**Written problem:** Every line that contains the word "эксплуатации" should be copied out.

┄┄┄┄┄┄┄┄┄┄┄┄┄┄┄┄┄┄┄┄

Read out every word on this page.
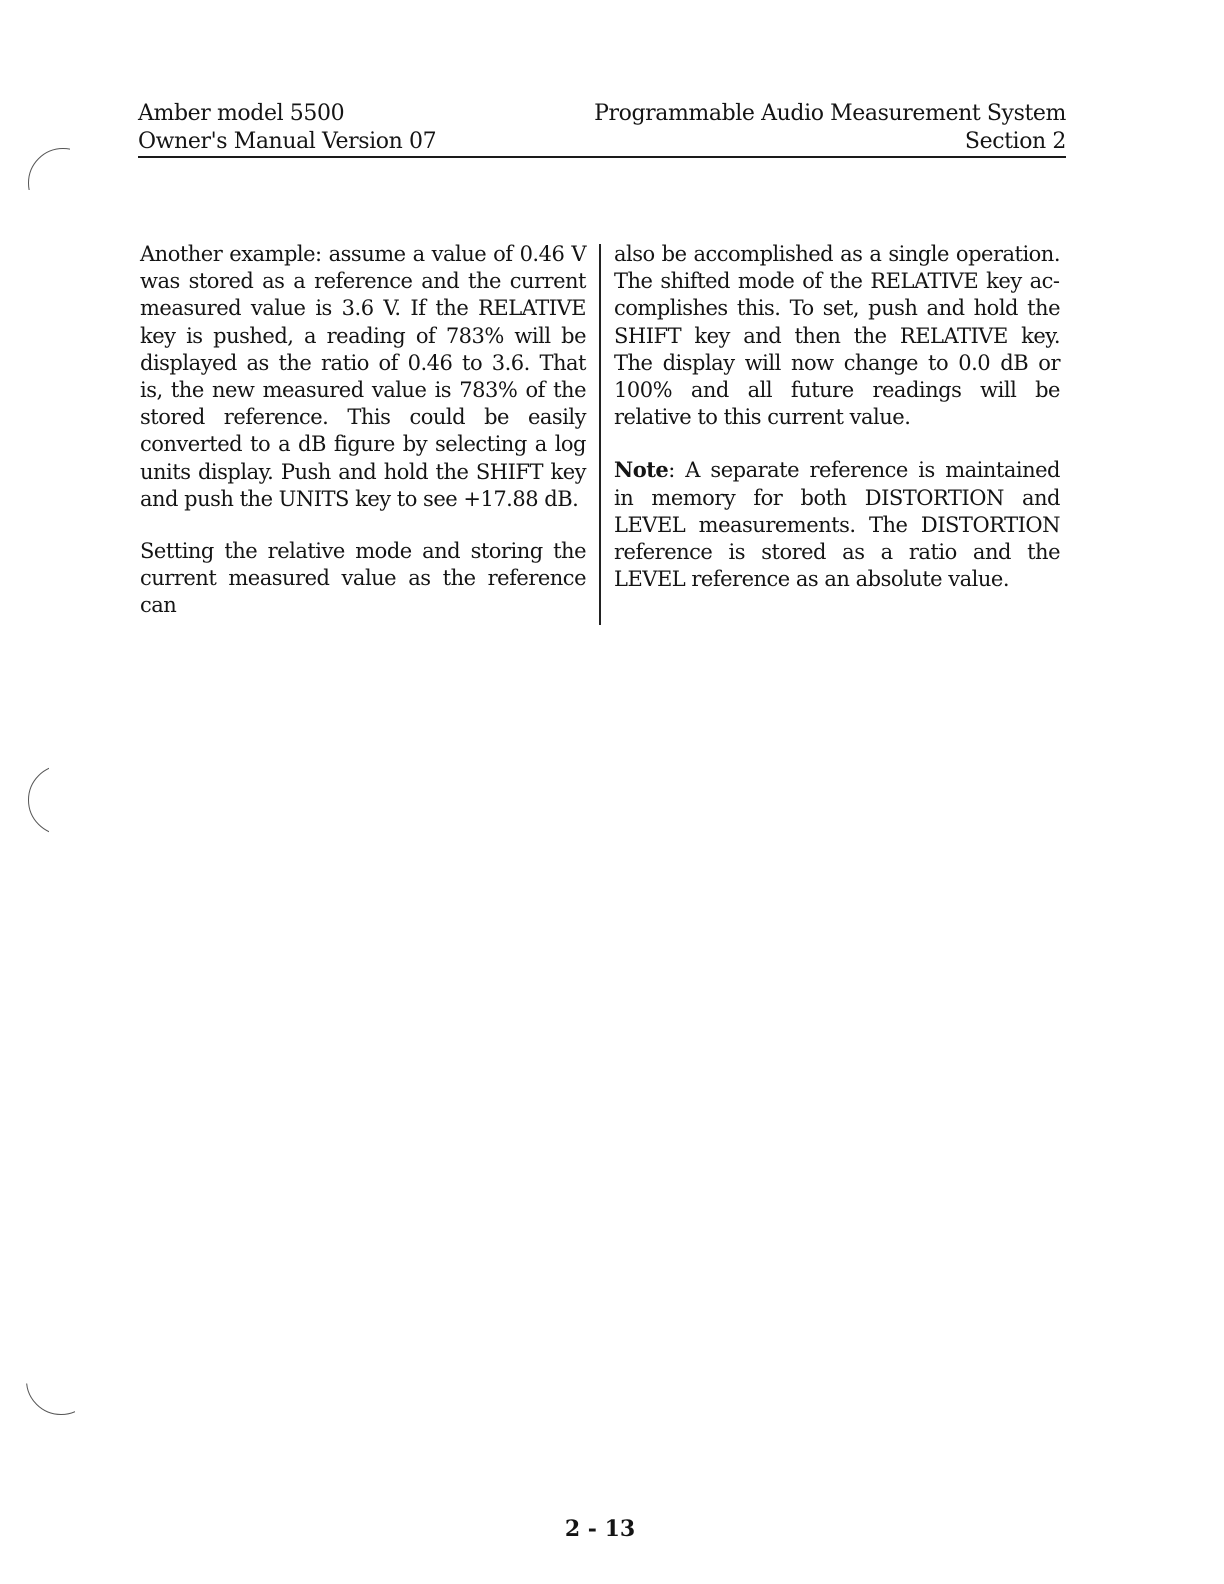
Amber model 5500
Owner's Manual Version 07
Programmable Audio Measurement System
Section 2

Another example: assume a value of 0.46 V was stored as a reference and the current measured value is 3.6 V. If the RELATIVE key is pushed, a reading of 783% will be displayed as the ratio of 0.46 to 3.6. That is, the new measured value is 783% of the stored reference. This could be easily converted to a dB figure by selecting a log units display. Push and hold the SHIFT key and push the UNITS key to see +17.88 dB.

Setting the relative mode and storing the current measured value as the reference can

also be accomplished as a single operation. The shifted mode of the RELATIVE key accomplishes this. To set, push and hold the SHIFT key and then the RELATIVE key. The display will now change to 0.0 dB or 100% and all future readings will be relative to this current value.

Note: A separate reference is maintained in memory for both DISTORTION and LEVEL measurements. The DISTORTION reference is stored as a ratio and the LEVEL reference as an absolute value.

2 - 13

┄┄┄┄┄┄┄┄┄┄┄┄┄┄┄┄┄┄┄┄

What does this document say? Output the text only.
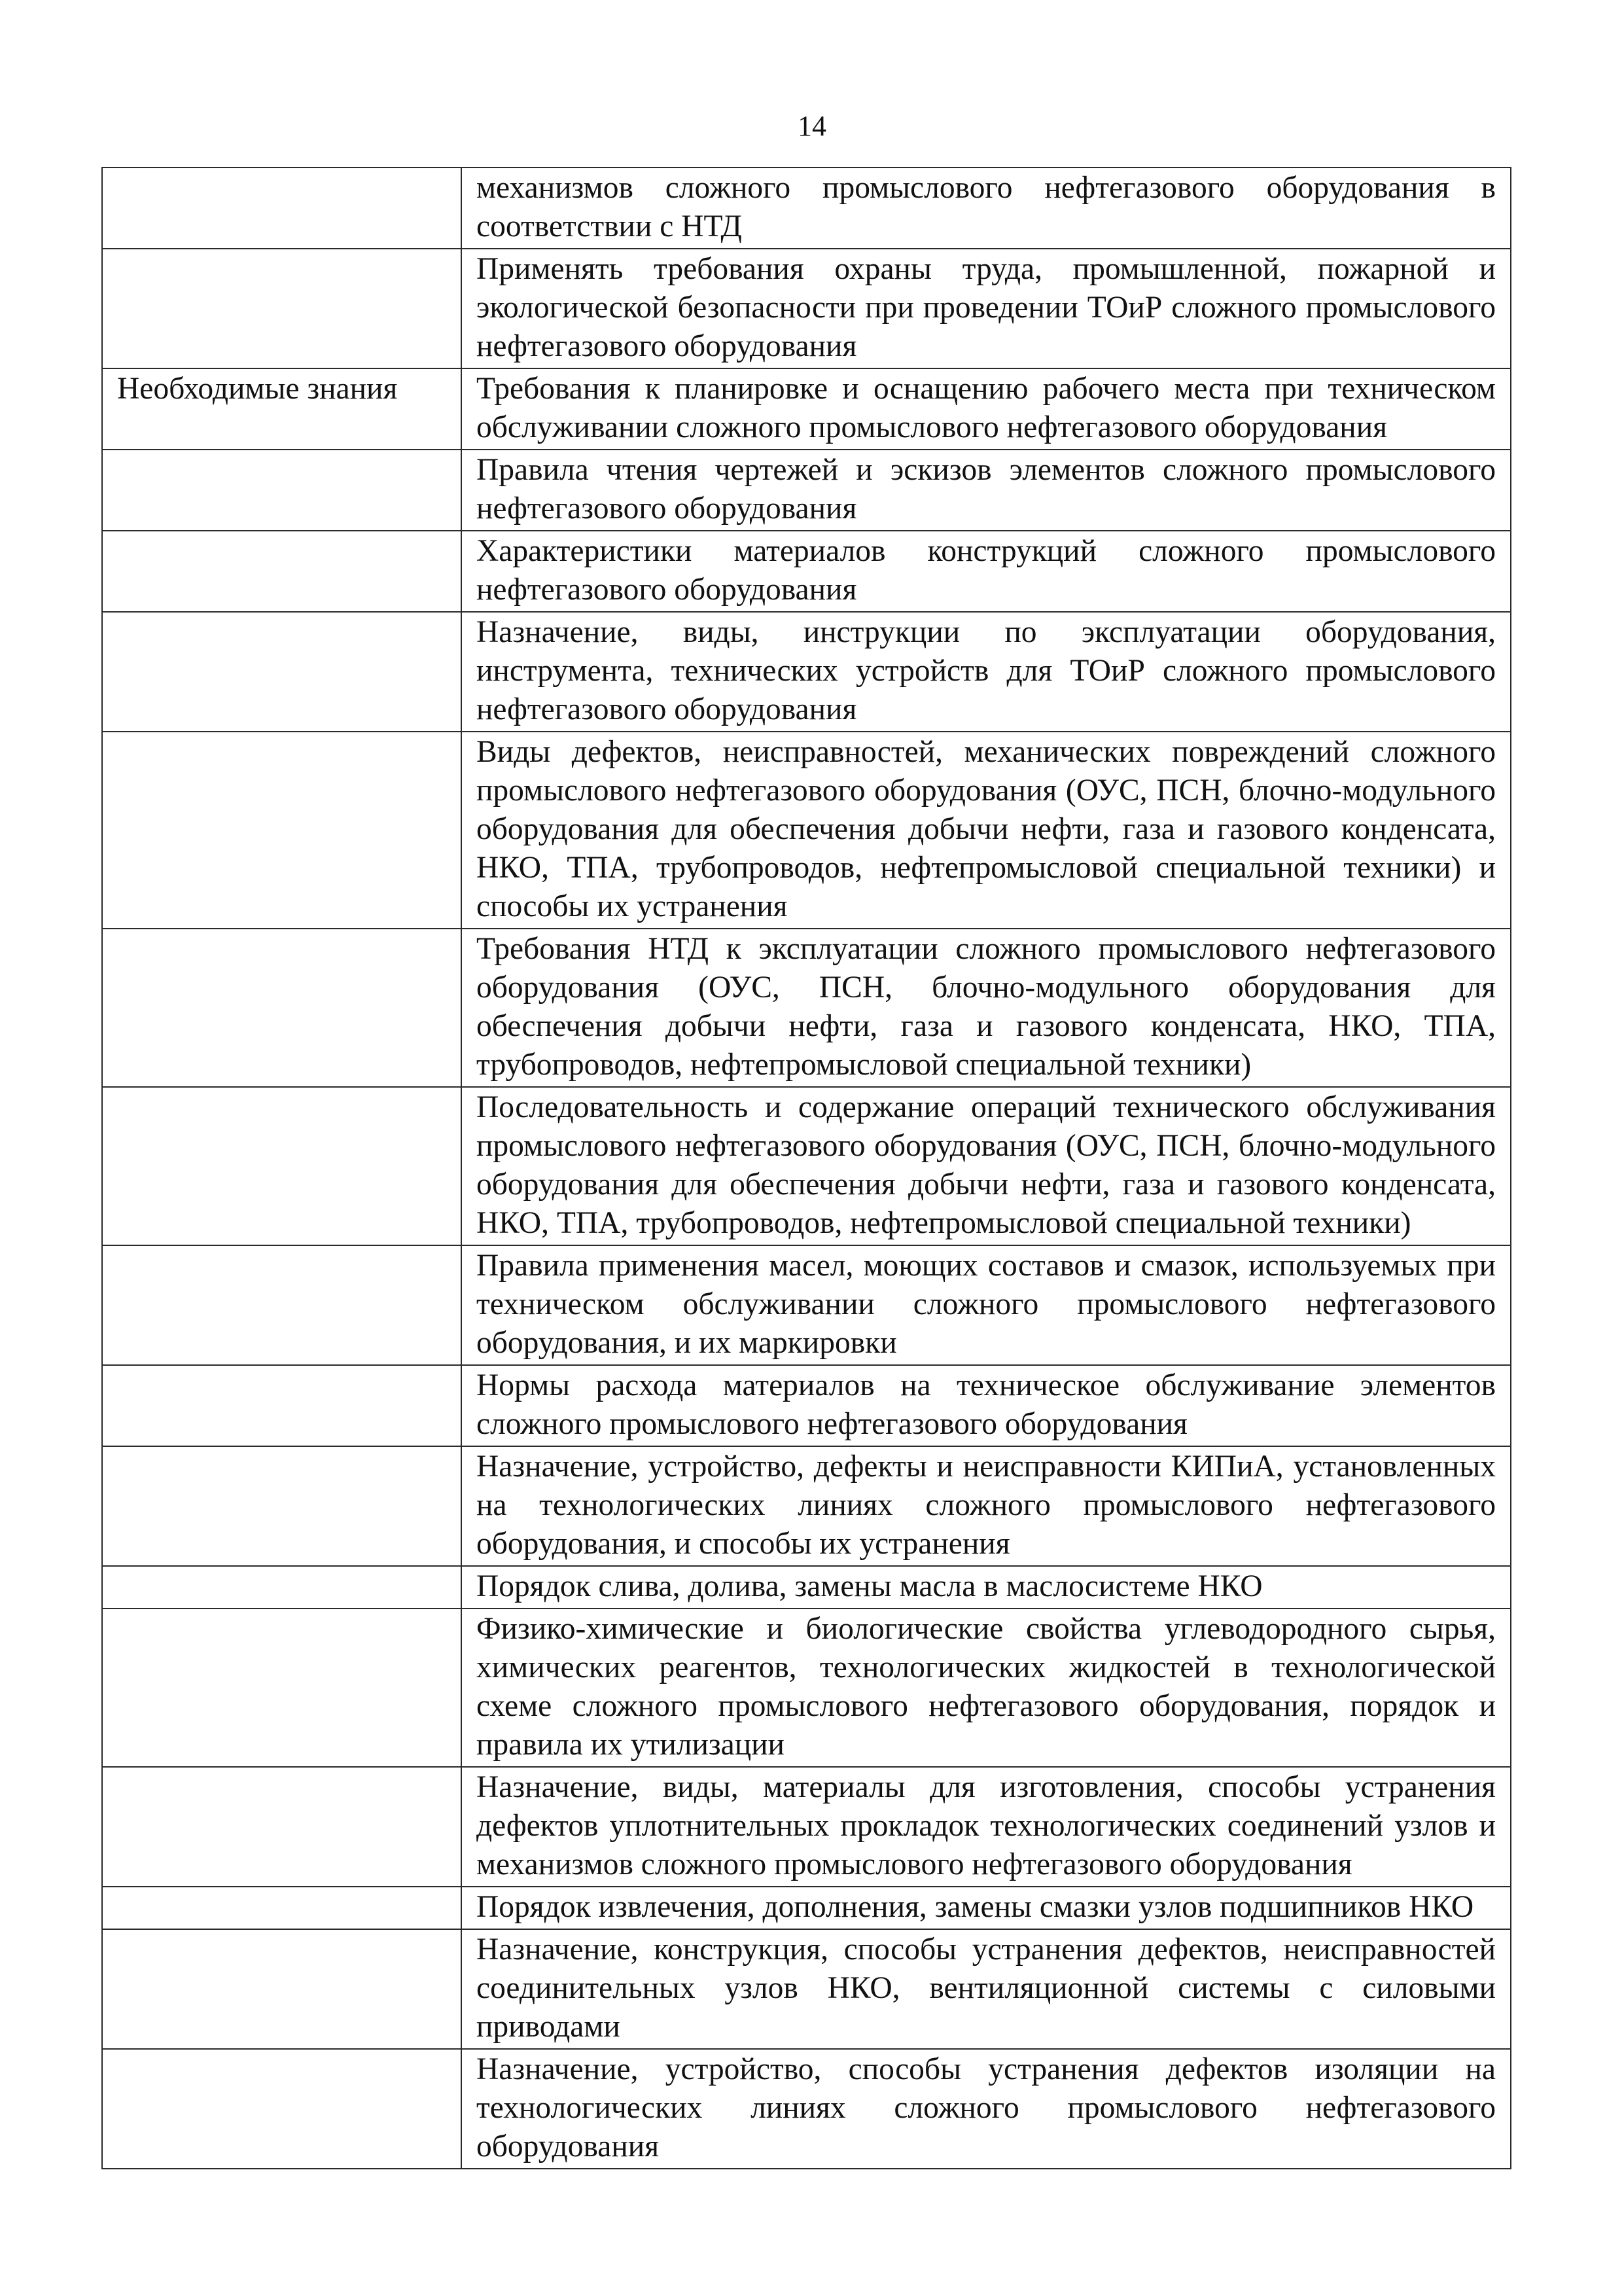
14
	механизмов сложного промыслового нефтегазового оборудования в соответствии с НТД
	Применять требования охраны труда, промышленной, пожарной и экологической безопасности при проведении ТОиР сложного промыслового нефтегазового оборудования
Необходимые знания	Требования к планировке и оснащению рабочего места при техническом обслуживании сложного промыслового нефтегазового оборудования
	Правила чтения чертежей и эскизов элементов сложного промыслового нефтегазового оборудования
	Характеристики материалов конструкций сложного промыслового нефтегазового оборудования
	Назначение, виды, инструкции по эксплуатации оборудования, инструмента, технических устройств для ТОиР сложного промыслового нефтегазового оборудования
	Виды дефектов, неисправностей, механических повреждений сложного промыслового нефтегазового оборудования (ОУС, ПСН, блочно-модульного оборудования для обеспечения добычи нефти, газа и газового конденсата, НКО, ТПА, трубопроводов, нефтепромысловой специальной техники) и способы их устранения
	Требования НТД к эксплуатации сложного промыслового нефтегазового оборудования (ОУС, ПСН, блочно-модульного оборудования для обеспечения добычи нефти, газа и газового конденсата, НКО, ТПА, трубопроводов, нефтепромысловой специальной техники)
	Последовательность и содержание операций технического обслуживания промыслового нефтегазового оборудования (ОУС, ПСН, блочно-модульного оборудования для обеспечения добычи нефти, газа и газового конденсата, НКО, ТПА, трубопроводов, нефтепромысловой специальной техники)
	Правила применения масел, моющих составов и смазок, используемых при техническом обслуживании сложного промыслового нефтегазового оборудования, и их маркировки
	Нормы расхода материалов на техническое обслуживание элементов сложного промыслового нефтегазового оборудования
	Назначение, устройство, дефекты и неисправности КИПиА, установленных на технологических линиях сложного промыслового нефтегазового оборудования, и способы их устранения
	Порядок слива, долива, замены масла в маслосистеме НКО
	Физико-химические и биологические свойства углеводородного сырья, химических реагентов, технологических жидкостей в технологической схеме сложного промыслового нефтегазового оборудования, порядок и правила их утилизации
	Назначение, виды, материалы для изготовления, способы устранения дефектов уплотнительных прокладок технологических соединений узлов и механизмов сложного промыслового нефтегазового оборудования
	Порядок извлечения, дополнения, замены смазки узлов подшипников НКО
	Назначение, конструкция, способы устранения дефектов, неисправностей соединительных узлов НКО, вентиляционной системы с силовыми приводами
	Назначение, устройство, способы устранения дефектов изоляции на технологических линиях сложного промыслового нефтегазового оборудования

┄┄┄┄┄┄┄┄┄┄┄┄┄┄┄┄┄┄┄┄

**Solution for this exercise:**
	Назначение, виды, инструкции по эксплуатации оборудования, инструмента, технических устройств для ТОиР сложного промыслового нефтегазового оборудования
	Требования НТД к эксплуатации сложного промыслового нефтегазового оборудования (ОУС, ПСН, блочно-модульного оборудования для обеспечения добычи нефти, газа и газового конденсата, НКО, ТПА, трубопроводов, нефтепромысловой специальной техники)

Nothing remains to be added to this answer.